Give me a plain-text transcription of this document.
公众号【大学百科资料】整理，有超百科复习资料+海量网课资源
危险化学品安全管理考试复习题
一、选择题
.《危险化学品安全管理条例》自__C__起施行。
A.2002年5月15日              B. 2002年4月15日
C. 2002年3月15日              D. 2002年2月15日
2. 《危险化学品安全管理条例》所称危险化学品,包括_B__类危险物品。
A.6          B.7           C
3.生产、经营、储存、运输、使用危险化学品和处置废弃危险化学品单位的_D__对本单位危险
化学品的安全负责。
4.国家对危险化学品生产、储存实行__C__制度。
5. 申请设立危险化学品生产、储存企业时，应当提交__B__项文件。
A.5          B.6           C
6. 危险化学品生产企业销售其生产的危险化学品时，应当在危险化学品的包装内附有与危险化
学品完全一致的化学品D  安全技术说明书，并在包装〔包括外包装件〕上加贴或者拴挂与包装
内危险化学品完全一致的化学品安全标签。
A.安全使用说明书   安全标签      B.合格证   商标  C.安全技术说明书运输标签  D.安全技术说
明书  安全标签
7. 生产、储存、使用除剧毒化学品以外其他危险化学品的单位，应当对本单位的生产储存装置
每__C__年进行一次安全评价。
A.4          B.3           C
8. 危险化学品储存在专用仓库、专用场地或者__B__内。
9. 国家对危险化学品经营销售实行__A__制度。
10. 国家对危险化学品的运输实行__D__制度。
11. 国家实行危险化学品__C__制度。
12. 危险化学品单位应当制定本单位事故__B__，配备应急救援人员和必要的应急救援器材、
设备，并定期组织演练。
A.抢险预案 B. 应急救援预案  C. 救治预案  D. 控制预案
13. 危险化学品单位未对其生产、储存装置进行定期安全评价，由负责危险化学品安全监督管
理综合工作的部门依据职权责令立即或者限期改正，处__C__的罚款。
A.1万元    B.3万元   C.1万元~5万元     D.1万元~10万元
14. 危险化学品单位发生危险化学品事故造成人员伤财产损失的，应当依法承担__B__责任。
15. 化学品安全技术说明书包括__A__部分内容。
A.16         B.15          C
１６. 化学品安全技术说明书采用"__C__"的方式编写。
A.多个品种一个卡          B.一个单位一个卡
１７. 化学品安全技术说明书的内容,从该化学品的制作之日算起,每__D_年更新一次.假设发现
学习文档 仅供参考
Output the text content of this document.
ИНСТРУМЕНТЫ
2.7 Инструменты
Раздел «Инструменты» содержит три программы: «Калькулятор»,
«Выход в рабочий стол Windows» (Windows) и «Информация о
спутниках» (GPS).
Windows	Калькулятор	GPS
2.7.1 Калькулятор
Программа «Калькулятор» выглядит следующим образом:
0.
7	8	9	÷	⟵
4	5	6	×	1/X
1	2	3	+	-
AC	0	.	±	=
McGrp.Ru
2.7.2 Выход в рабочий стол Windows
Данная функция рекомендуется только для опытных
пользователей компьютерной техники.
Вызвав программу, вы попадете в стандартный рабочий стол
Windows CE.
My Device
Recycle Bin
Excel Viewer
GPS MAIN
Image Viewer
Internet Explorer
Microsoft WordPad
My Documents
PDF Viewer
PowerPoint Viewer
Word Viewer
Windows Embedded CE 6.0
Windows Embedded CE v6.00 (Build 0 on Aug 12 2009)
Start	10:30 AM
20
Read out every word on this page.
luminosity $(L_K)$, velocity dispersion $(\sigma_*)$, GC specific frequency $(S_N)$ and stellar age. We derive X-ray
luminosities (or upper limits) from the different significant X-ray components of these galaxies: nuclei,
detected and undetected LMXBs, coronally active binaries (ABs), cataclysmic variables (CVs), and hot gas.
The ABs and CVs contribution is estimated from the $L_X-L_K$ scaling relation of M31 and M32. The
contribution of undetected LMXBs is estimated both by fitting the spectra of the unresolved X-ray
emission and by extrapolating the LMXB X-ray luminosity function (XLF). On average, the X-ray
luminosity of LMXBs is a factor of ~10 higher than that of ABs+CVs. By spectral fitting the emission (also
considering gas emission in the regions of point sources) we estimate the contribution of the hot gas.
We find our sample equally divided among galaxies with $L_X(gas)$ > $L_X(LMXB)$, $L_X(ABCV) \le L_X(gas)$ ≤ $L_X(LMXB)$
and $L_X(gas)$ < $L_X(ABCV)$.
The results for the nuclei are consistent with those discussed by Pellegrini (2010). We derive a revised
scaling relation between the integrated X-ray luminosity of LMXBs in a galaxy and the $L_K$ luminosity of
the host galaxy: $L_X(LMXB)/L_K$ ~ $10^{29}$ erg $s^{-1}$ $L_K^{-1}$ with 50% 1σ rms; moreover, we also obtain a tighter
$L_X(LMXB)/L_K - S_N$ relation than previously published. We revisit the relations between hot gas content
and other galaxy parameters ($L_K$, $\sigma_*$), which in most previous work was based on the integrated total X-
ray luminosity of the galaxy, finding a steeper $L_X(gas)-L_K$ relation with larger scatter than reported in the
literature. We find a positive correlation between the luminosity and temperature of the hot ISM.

______________________________

**Objective**
Extract all of the data shown above and repeat it verbatim.

**Answer to the task**
Give me a plain-text transcription of this document.
公众号【大学百科资料】整理，有超百科复习资料+海量网课资源
危险化学品安全管理考试复习题
一、选择题
.《危险化学品安全管理条例》自__C__起施行。
A.2002年5月15日              B. 2002年4月15日
C. 2002年3月15日              D. 2002年2月15日
2. 《危险化学品安全管理条例》所称危险化学品,包括_B__类危险物品。
A.6          B.7           C
3.生产、经营、储存、运输、使用危险化学品和处置废弃危险化学品单位的_D__对本单位危险
化学品的安全负责。
4.国家对危险化学品生产、储存实行__C__制度。
5. 申请设立危险化学品生产、储存企业时，应当提交__B__项文件。
A.5          B.6           C
6. 危险化学品生产企业销售其生产的危险化学品时，应当在危险化学品的包装内附有与危险化
学品完全一致的化学品D  安全技术说明书，并在包装〔包括外包装件〕上加贴或者拴挂与包装
内危险化学品完全一致的化学品安全标签。
A.安全使用说明书   安全标签      B.合格证   商标  C.安全技术说明书运输标签  D.安全技术说
明书  安全标签
7. 生产、储存、使用除剧毒化学品以外其他危险化学品的单位，应当对本单位的生产储存装置
每__C__年进行一次安全评价。
A.4          B.3           C
8. 危险化学品储存在专用仓库、专用场地或者__B__内。
9. 国家对危险化学品经营销售实行__A__制度。
10. 国家对危险化学品的运输实行__D__制度。
11. 国家实行危险化学品__C__制度。
12. 危险化学品单位应当制定本单位事故__B__，配备应急救援人员和必要的应急救援器材、
设备，并定期组织演练。
A.抢险预案 B. 应急救援预案  C. 救治预案  D. 控制预案
13. 危险化学品单位未对其生产、储存装置进行定期安全评价，由负责危险化学品安全监督管
理综合工作的部门依据职权责令立即或者限期改正，处__C__的罚款。
A.1万元    B.3万元   C.1万元~5万元     D.1万元~10万元
14. 危险化学品单位发生危险化学品事故造成人员伤财产损失的，应当依法承担__B__责任。
15. 化学品安全技术说明书包括__A__部分内容。
A.16         B.15          C
１６. 化学品安全技术说明书采用"__C__"的方式编写。
A.多个品种一个卡          B.一个单位一个卡
１７. 化学品安全技术说明书的内容,从该化学品的制作之日算起,每__D_年更新一次.假设发现
学习文档 仅供参考
Output the text content of this document.
ИНСТРУМЕНТЫ
2.7 Инструменты
Раздел «Инструменты» содержит три программы: «Калькулятор»,
«Выход в рабочий стол Windows» (Windows) и «Информация о
спутниках» (GPS).
Windows	Калькулятор	GPS
2.7.1 Калькулятор
Программа «Калькулятор» выглядит следующим образом:
0.
7	8	9	÷	⟵
4	5	6	×	1/X
1	2	3	+	-
AC	0	.	±	=
McGrp.Ru
2.7.2 Выход в рабочий стол Windows
Данная функция рекомендуется только для опытных
пользователей компьютерной техники.
Вызвав программу, вы попадете в стандартный рабочий стол
Windows CE.
My Device
Recycle Bin
Excel Viewer
GPS MAIN
Image Viewer
Internet Explorer
Microsoft WordPad
My Documents
PDF Viewer
PowerPoint Viewer
Word Viewer
Windows Embedded CE 6.0
Windows Embedded CE v6.00 (Build 0 on Aug 12 2009)
Start	10:30 AM
20
Read out every word on this page.
luminosity $(L_K)$, velocity dispersion $(\sigma_*)$, GC specific frequency $(S_N)$ and stellar age. We derive X-ray
luminosities (or upper limits) from the different significant X-ray components of these galaxies: nuclei,
detected and undetected LMXBs, coronally active binaries (ABs), cataclysmic variables (CVs), and hot gas.
The ABs and CVs contribution is estimated from the $L_X-L_K$ scaling relation of M31 and M32. The
contribution of undetected LMXBs is estimated both by fitting the spectra of the unresolved X-ray
emission and by extrapolating the LMXB X-ray luminosity function (XLF). On average, the X-ray
luminosity of LMXBs is a factor of ~10 higher than that of ABs+CVs. By spectral fitting the emission (also
considering gas emission in the regions of point sources) we estimate the contribution of the hot gas.
We find our sample equally divided among galaxies with $L_X(gas)$ > $L_X(LMXB)$, $L_X(ABCV) \le L_X(gas)$ ≤ $L_X(LMXB)$
and $L_X(gas)$ < $L_X(ABCV)$.
The results for the nuclei are consistent with those discussed by Pellegrini (2010). We derive a revised
scaling relation between the integrated X-ray luminosity of LMXBs in a galaxy and the $L_K$ luminosity of
the host galaxy: $L_X(LMXB)/L_K$ ~ $10^{29}$ erg $s^{-1}$ $L_K^{-1}$ with 50% 1σ rms; moreover, we also obtain a tighter
$L_X(LMXB)/L_K - S_N$ relation than previously published. We revisit the relations between hot gas content
and other galaxy parameters ($L_K$, $\sigma_*$), which in most previous work was based on the integrated total X-
ray luminosity of the galaxy, finding a steeper $L_X(gas)-L_K$ relation with larger scatter than reported in the
literature. We find a positive correlation between the luminosity and temperature of the hot ISM.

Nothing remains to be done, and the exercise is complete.